Provided data
▬▬▬▬▬▬

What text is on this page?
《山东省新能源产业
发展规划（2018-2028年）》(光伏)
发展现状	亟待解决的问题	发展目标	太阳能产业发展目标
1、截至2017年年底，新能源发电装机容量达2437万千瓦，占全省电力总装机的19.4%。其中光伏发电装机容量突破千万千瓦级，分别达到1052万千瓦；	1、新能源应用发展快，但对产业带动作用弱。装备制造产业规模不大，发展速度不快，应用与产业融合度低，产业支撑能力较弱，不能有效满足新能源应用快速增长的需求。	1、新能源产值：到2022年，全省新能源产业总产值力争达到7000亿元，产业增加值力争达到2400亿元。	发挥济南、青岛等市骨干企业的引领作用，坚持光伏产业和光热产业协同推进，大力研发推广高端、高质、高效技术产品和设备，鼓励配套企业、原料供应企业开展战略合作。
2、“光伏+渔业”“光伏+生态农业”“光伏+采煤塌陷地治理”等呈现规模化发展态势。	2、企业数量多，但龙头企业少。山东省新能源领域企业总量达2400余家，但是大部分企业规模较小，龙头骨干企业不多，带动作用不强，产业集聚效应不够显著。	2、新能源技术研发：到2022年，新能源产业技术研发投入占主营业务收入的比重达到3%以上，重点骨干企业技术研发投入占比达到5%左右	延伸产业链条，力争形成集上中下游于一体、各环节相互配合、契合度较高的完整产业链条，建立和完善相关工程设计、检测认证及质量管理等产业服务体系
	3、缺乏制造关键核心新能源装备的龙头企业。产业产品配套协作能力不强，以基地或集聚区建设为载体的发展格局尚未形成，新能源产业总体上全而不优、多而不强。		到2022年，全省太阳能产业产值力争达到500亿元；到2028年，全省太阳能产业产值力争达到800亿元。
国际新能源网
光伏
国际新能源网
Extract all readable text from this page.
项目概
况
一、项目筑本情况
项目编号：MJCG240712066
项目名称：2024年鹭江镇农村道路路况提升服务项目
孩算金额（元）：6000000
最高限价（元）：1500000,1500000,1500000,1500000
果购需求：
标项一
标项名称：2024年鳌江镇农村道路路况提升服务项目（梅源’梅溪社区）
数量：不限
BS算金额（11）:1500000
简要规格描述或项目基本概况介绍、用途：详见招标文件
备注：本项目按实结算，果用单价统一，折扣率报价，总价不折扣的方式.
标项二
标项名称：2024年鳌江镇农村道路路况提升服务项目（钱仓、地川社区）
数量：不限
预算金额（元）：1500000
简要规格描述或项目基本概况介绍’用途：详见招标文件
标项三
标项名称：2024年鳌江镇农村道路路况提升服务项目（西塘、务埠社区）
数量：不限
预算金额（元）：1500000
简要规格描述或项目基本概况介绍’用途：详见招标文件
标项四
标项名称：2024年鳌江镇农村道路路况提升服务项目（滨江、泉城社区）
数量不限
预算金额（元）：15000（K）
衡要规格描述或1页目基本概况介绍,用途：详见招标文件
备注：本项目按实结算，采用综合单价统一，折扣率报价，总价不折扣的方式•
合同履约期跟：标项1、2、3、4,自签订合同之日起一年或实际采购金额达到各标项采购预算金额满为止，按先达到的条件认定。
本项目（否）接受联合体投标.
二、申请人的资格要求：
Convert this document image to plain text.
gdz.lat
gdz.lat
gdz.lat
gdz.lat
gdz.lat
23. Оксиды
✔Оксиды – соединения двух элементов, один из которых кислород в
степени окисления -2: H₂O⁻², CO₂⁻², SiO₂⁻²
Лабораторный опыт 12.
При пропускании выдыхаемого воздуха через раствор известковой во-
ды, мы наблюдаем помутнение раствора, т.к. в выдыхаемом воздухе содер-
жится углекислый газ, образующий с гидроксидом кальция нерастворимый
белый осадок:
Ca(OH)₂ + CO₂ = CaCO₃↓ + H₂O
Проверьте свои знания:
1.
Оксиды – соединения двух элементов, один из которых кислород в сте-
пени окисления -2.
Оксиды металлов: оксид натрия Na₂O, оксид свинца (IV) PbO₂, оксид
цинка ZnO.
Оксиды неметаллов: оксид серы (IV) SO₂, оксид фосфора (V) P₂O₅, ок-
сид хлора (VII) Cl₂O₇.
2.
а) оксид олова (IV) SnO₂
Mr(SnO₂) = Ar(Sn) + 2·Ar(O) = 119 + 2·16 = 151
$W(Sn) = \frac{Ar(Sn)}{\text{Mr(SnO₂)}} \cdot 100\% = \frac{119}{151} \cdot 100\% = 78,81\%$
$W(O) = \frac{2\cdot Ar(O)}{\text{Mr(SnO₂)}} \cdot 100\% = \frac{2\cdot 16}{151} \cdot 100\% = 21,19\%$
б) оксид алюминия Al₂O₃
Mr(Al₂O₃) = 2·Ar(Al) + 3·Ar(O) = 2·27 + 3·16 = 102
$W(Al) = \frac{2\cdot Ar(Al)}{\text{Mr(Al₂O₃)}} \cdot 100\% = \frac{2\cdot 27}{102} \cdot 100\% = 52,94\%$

▬▬▬▬▬▬

Task prompt
Your task is to reproduce the whole listing exactly.

The answer
What text is on this page?
《山东省新能源产业
发展规划（2018-2028年）》(光伏)
发展现状	亟待解决的问题	发展目标	太阳能产业发展目标
1、截至2017年年底，新能源发电装机容量达2437万千瓦，占全省电力总装机的19.4%。其中光伏发电装机容量突破千万千瓦级，分别达到1052万千瓦；	1、新能源应用发展快，但对产业带动作用弱。装备制造产业规模不大，发展速度不快，应用与产业融合度低，产业支撑能力较弱，不能有效满足新能源应用快速增长的需求。	1、新能源产值：到2022年，全省新能源产业总产值力争达到7000亿元，产业增加值力争达到2400亿元。	发挥济南、青岛等市骨干企业的引领作用，坚持光伏产业和光热产业协同推进，大力研发推广高端、高质、高效技术产品和设备，鼓励配套企业、原料供应企业开展战略合作。
2、“光伏+渔业”“光伏+生态农业”“光伏+采煤塌陷地治理”等呈现规模化发展态势。	2、企业数量多，但龙头企业少。山东省新能源领域企业总量达2400余家，但是大部分企业规模较小，龙头骨干企业不多，带动作用不强，产业集聚效应不够显著。	2、新能源技术研发：到2022年，新能源产业技术研发投入占主营业务收入的比重达到3%以上，重点骨干企业技术研发投入占比达到5%左右	延伸产业链条，力争形成集上中下游于一体、各环节相互配合、契合度较高的完整产业链条，建立和完善相关工程设计、检测认证及质量管理等产业服务体系
	3、缺乏制造关键核心新能源装备的龙头企业。产业产品配套协作能力不强，以基地或集聚区建设为载体的发展格局尚未形成，新能源产业总体上全而不优、多而不强。		到2022年，全省太阳能产业产值力争达到500亿元；到2028年，全省太阳能产业产值力争达到800亿元。
国际新能源网
光伏
国际新能源网
Extract all readable text from this page.
项目概
况
一、项目筑本情况
项目编号：MJCG240712066
项目名称：2024年鹭江镇农村道路路况提升服务项目
孩算金额（元）：6000000
最高限价（元）：1500000,1500000,1500000,1500000
果购需求：
标项一
标项名称：2024年鳌江镇农村道路路况提升服务项目（梅源’梅溪社区）
数量：不限
BS算金额（11）:1500000
简要规格描述或项目基本概况介绍、用途：详见招标文件
备注：本项目按实结算，果用单价统一，折扣率报价，总价不折扣的方式.
标项二
标项名称：2024年鳌江镇农村道路路况提升服务项目（钱仓、地川社区）
数量：不限
预算金额（元）：1500000
简要规格描述或项目基本概况介绍’用途：详见招标文件
标项三
标项名称：2024年鳌江镇农村道路路况提升服务项目（西塘、务埠社区）
数量：不限
预算金额（元）：1500000
简要规格描述或项目基本概况介绍’用途：详见招标文件
标项四
标项名称：2024年鳌江镇农村道路路况提升服务项目（滨江、泉城社区）
数量不限
预算金额（元）：15000（K）
衡要规格描述或1页目基本概况介绍,用途：详见招标文件
备注：本项目按实结算，采用综合单价统一，折扣率报价，总价不折扣的方式•
合同履约期跟：标项1、2、3、4,自签订合同之日起一年或实际采购金额达到各标项采购预算金额满为止，按先达到的条件认定。
本项目（否）接受联合体投标.
二、申请人的资格要求：
Convert this document image to plain text.
gdz.lat
gdz.lat
gdz.lat
gdz.lat
gdz.lat
23. Оксиды
✔Оксиды – соединения двух элементов, один из которых кислород в
степени окисления -2: H₂O⁻², CO₂⁻², SiO₂⁻²
Лабораторный опыт 12.
При пропускании выдыхаемого воздуха через раствор известковой во-
ды, мы наблюдаем помутнение раствора, т.к. в выдыхаемом воздухе содер-
жится углекислый газ, образующий с гидроксидом кальция нерастворимый
белый осадок:
Ca(OH)₂ + CO₂ = CaCO₃↓ + H₂O
Проверьте свои знания:
1.
Оксиды – соединения двух элементов, один из которых кислород в сте-
пени окисления -2.
Оксиды металлов: оксид натрия Na₂O, оксид свинца (IV) PbO₂, оксид
цинка ZnO.
Оксиды неметаллов: оксид серы (IV) SO₂, оксид фосфора (V) P₂O₅, ок-
сид хлора (VII) Cl₂O₇.
2.
а) оксид олова (IV) SnO₂
Mr(SnO₂) = Ar(Sn) + 2·Ar(O) = 119 + 2·16 = 151
$W(Sn) = \frac{Ar(Sn)}{\text{Mr(SnO₂)}} \cdot 100\% = \frac{119}{151} \cdot 100\% = 78,81\%$
$W(O) = \frac{2\cdot Ar(O)}{\text{Mr(SnO₂)}} \cdot 100\% = \frac{2\cdot 16}{151} \cdot 100\% = 21,19\%$
б) оксид алюминия Al₂O₃
Mr(Al₂O₃) = 2·Ar(Al) + 3·Ar(O) = 2·27 + 3·16 = 102
$W(Al) = \frac{2\cdot Ar(Al)}{\text{Mr(Al₂O₃)}} \cdot 100\% = \frac{2\cdot 27}{102} \cdot 100\% = 52,94\%$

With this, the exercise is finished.